§ Short task
Produce the listing below again, exactly as shown.

(Raw records)
· · · ·

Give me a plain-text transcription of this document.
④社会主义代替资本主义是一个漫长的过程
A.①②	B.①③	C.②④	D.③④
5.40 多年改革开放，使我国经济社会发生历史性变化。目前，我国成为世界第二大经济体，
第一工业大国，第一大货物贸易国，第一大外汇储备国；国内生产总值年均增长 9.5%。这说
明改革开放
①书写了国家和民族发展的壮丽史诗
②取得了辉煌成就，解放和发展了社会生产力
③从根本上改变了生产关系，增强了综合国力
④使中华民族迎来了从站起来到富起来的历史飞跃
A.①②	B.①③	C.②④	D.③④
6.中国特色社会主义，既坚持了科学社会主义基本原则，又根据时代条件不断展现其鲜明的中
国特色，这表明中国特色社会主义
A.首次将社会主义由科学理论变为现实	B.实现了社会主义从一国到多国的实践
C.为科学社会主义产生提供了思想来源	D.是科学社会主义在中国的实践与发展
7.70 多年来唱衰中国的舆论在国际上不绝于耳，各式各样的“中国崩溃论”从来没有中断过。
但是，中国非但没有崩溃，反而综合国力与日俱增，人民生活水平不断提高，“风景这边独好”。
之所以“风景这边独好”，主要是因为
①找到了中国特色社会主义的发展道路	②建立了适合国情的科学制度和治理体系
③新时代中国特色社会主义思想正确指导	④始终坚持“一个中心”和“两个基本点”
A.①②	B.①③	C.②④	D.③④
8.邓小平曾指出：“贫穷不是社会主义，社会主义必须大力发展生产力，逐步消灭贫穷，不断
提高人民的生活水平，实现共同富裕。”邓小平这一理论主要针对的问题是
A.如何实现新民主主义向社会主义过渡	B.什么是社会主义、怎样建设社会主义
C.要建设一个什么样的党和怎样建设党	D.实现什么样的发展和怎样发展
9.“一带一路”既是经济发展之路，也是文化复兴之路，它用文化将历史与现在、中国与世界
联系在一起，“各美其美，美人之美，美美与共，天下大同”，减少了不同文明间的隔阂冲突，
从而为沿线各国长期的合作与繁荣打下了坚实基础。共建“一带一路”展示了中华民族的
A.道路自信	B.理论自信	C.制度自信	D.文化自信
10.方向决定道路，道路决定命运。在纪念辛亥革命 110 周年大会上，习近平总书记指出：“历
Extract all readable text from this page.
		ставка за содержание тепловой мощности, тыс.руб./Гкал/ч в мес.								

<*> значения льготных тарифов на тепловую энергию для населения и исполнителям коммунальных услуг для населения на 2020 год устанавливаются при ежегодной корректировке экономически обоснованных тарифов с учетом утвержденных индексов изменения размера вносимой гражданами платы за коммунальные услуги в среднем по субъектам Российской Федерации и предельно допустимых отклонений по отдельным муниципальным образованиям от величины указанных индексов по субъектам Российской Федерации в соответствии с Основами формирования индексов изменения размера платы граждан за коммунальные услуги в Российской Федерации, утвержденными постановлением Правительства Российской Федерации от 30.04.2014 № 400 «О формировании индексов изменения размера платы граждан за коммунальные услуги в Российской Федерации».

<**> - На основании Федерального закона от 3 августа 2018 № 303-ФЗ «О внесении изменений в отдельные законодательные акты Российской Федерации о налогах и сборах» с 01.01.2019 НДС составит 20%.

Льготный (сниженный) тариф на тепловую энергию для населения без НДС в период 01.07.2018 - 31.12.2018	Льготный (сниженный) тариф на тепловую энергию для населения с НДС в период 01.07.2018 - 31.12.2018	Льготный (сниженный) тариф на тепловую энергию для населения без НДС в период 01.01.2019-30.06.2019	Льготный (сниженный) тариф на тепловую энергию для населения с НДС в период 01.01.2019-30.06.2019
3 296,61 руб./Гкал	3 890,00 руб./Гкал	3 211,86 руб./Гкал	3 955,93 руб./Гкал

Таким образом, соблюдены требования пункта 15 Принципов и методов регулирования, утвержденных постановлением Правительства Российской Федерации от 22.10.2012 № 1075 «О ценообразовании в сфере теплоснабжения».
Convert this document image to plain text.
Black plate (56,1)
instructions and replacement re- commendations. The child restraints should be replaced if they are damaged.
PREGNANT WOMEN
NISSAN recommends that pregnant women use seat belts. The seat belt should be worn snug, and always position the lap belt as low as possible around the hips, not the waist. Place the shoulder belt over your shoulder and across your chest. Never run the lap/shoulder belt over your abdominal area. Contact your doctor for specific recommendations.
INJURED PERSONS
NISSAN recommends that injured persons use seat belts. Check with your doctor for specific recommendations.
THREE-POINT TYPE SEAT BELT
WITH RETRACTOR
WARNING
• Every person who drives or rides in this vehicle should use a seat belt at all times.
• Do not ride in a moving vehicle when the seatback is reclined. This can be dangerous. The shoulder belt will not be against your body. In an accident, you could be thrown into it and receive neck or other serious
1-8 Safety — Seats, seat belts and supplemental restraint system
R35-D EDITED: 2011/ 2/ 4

· · · ·

§ Written solution
Give me a plain-text transcription of this document.
④社会主义代替资本主义是一个漫长的过程
A.①②	B.①③	C.②④	D.③④
5.40 多年改革开放，使我国经济社会发生历史性变化。目前，我国成为世界第二大经济体，
第一工业大国，第一大货物贸易国，第一大外汇储备国；国内生产总值年均增长 9.5%。这说
明改革开放
①书写了国家和民族发展的壮丽史诗
②取得了辉煌成就，解放和发展了社会生产力
③从根本上改变了生产关系，增强了综合国力
④使中华民族迎来了从站起来到富起来的历史飞跃
A.①②	B.①③	C.②④	D.③④
6.中国特色社会主义，既坚持了科学社会主义基本原则，又根据时代条件不断展现其鲜明的中
国特色，这表明中国特色社会主义
A.首次将社会主义由科学理论变为现实	B.实现了社会主义从一国到多国的实践
C.为科学社会主义产生提供了思想来源	D.是科学社会主义在中国的实践与发展
7.70 多年来唱衰中国的舆论在国际上不绝于耳，各式各样的“中国崩溃论”从来没有中断过。
但是，中国非但没有崩溃，反而综合国力与日俱增，人民生活水平不断提高，“风景这边独好”。
之所以“风景这边独好”，主要是因为
①找到了中国特色社会主义的发展道路	②建立了适合国情的科学制度和治理体系
③新时代中国特色社会主义思想正确指导	④始终坚持“一个中心”和“两个基本点”
A.①②	B.①③	C.②④	D.③④
8.邓小平曾指出：“贫穷不是社会主义，社会主义必须大力发展生产力，逐步消灭贫穷，不断
提高人民的生活水平，实现共同富裕。”邓小平这一理论主要针对的问题是
A.如何实现新民主主义向社会主义过渡	B.什么是社会主义、怎样建设社会主义
C.要建设一个什么样的党和怎样建设党	D.实现什么样的发展和怎样发展
9.“一带一路”既是经济发展之路，也是文化复兴之路，它用文化将历史与现在、中国与世界
联系在一起，“各美其美，美人之美，美美与共，天下大同”，减少了不同文明间的隔阂冲突，
从而为沿线各国长期的合作与繁荣打下了坚实基础。共建“一带一路”展示了中华民族的
A.道路自信	B.理论自信	C.制度自信	D.文化自信
10.方向决定道路，道路决定命运。在纪念辛亥革命 110 周年大会上，习近平总书记指出：“历
Extract all readable text from this page.
		ставка за содержание тепловой мощности, тыс.руб./Гкал/ч в мес.								

<*> значения льготных тарифов на тепловую энергию для населения и исполнителям коммунальных услуг для населения на 2020 год устанавливаются при ежегодной корректировке экономически обоснованных тарифов с учетом утвержденных индексов изменения размера вносимой гражданами платы за коммунальные услуги в среднем по субъектам Российской Федерации и предельно допустимых отклонений по отдельным муниципальным образованиям от величины указанных индексов по субъектам Российской Федерации в соответствии с Основами формирования индексов изменения размера платы граждан за коммунальные услуги в Российской Федерации, утвержденными постановлением Правительства Российской Федерации от 30.04.2014 № 400 «О формировании индексов изменения размера платы граждан за коммунальные услуги в Российской Федерации».

<**> - На основании Федерального закона от 3 августа 2018 № 303-ФЗ «О внесении изменений в отдельные законодательные акты Российской Федерации о налогах и сборах» с 01.01.2019 НДС составит 20%.

Льготный (сниженный) тариф на тепловую энергию для населения без НДС в период 01.07.2018 - 31.12.2018	Льготный (сниженный) тариф на тепловую энергию для населения с НДС в период 01.07.2018 - 31.12.2018	Льготный (сниженный) тариф на тепловую энергию для населения без НДС в период 01.01.2019-30.06.2019	Льготный (сниженный) тариф на тепловую энергию для населения с НДС в период 01.01.2019-30.06.2019
3 296,61 руб./Гкал	3 890,00 руб./Гкал	3 211,86 руб./Гкал	3 955,93 руб./Гкал

Таким образом, соблюдены требования пункта 15 Принципов и методов регулирования, утвержденных постановлением Правительства Российской Федерации от 22.10.2012 № 1075 «О ценообразовании в сфере теплоснабжения».
Convert this document image to plain text.
Black plate (56,1)
instructions and replacement re- commendations. The child restraints should be replaced if they are damaged.
PREGNANT WOMEN
NISSAN recommends that pregnant women use seat belts. The seat belt should be worn snug, and always position the lap belt as low as possible around the hips, not the waist. Place the shoulder belt over your shoulder and across your chest. Never run the lap/shoulder belt over your abdominal area. Contact your doctor for specific recommendations.
INJURED PERSONS
NISSAN recommends that injured persons use seat belts. Check with your doctor for specific recommendations.
THREE-POINT TYPE SEAT BELT
WITH RETRACTOR
WARNING
• Every person who drives or rides in this vehicle should use a seat belt at all times.
• Do not ride in a moving vehicle when the seatback is reclined. This can be dangerous. The shoulder belt will not be against your body. In an accident, you could be thrown into it and receive neck or other serious
1-8 Safety — Seats, seat belts and supplemental restraint system
R35-D EDITED: 2011/ 2/ 4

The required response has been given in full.